DATA PROVIDED start

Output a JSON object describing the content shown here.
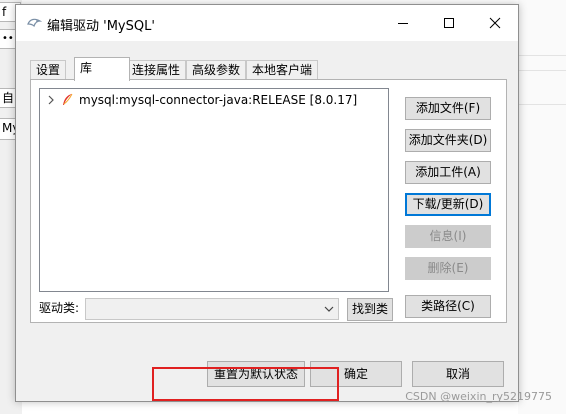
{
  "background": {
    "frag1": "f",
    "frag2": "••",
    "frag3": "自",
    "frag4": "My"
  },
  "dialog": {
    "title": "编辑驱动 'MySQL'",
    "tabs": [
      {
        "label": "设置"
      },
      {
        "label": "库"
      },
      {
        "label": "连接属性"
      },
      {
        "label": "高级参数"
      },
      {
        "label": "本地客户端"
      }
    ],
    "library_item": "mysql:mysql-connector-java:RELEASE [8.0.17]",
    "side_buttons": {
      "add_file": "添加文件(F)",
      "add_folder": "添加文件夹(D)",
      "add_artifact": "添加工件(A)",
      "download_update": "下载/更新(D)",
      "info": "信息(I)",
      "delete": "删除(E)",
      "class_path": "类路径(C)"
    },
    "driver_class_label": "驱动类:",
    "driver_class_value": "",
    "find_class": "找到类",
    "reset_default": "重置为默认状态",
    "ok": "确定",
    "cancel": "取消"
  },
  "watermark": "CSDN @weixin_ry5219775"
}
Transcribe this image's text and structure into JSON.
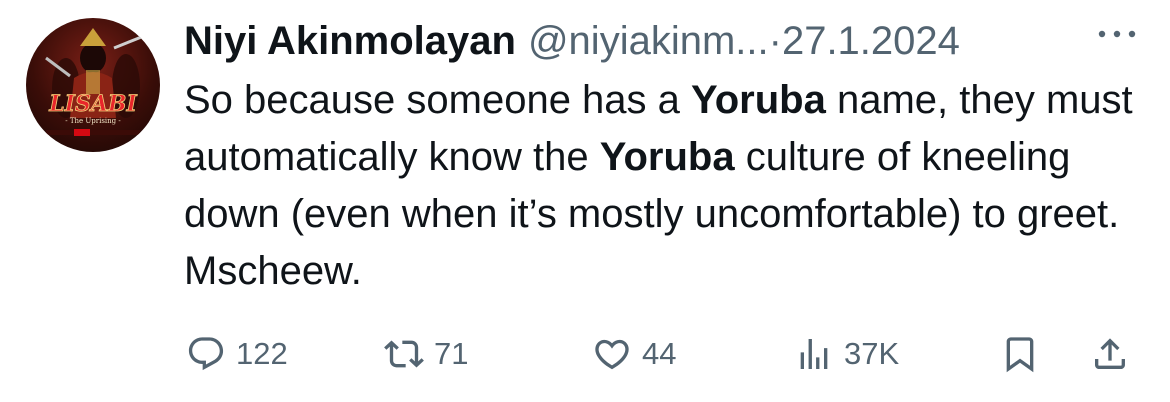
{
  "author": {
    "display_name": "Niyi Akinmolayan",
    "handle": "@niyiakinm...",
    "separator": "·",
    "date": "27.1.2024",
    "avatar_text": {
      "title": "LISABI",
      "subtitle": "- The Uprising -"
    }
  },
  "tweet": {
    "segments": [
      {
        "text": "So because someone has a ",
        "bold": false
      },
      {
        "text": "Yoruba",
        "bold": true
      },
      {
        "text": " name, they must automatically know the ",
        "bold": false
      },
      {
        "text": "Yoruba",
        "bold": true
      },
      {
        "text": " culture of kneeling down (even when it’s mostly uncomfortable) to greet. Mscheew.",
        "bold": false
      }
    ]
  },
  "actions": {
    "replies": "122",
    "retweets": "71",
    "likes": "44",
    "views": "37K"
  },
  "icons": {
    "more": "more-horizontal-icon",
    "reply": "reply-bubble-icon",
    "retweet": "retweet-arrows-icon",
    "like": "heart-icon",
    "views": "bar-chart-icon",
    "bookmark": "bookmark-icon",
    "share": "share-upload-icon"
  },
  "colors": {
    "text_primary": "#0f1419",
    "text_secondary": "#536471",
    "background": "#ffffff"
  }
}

DATA PROVIDED end
DATA PROVIDED start

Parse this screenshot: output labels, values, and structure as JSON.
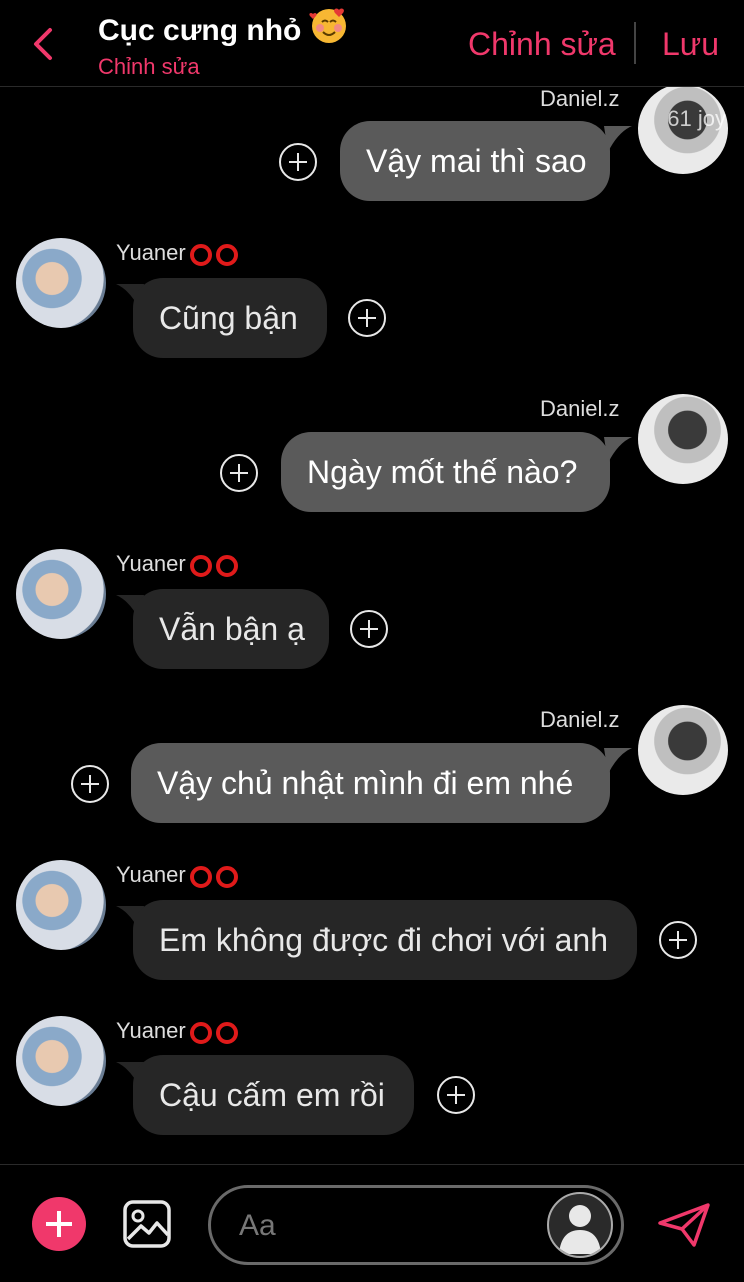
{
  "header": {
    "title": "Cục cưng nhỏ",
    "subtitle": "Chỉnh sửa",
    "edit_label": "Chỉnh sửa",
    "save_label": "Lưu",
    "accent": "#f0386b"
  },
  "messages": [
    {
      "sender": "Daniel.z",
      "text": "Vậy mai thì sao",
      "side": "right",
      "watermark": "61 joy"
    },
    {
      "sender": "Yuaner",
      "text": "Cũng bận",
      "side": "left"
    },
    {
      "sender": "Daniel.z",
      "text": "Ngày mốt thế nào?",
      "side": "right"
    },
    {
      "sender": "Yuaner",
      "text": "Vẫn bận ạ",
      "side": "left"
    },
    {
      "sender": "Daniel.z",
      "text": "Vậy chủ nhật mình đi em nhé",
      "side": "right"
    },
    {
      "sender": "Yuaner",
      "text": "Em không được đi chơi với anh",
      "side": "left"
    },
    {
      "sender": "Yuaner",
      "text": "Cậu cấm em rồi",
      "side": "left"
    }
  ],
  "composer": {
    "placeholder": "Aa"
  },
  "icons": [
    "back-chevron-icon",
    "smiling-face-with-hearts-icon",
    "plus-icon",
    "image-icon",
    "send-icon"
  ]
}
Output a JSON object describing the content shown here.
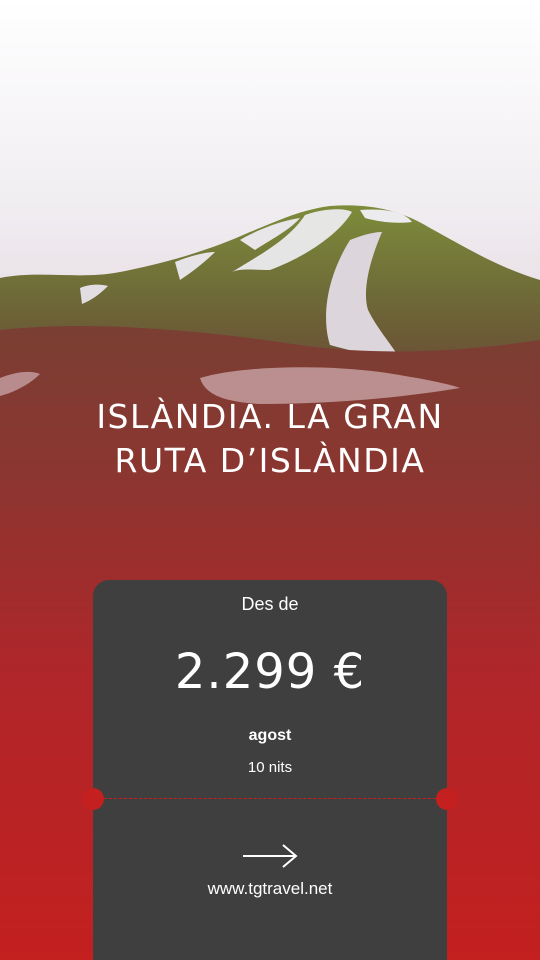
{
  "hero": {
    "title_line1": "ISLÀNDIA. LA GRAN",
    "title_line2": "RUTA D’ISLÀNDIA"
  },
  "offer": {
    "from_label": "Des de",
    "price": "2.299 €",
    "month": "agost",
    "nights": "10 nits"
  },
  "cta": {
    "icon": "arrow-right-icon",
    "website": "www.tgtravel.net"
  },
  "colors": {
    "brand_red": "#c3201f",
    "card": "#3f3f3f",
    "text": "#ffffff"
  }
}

DATA PROVIDED end

* [SET EXERCISE]
Copy every line in the records above that contains the word "this".

* [COMPLETED TASK]
Transcribe this image's text and structure into JSON.
Parse this screenshot: output labels, values, and structure as JSON.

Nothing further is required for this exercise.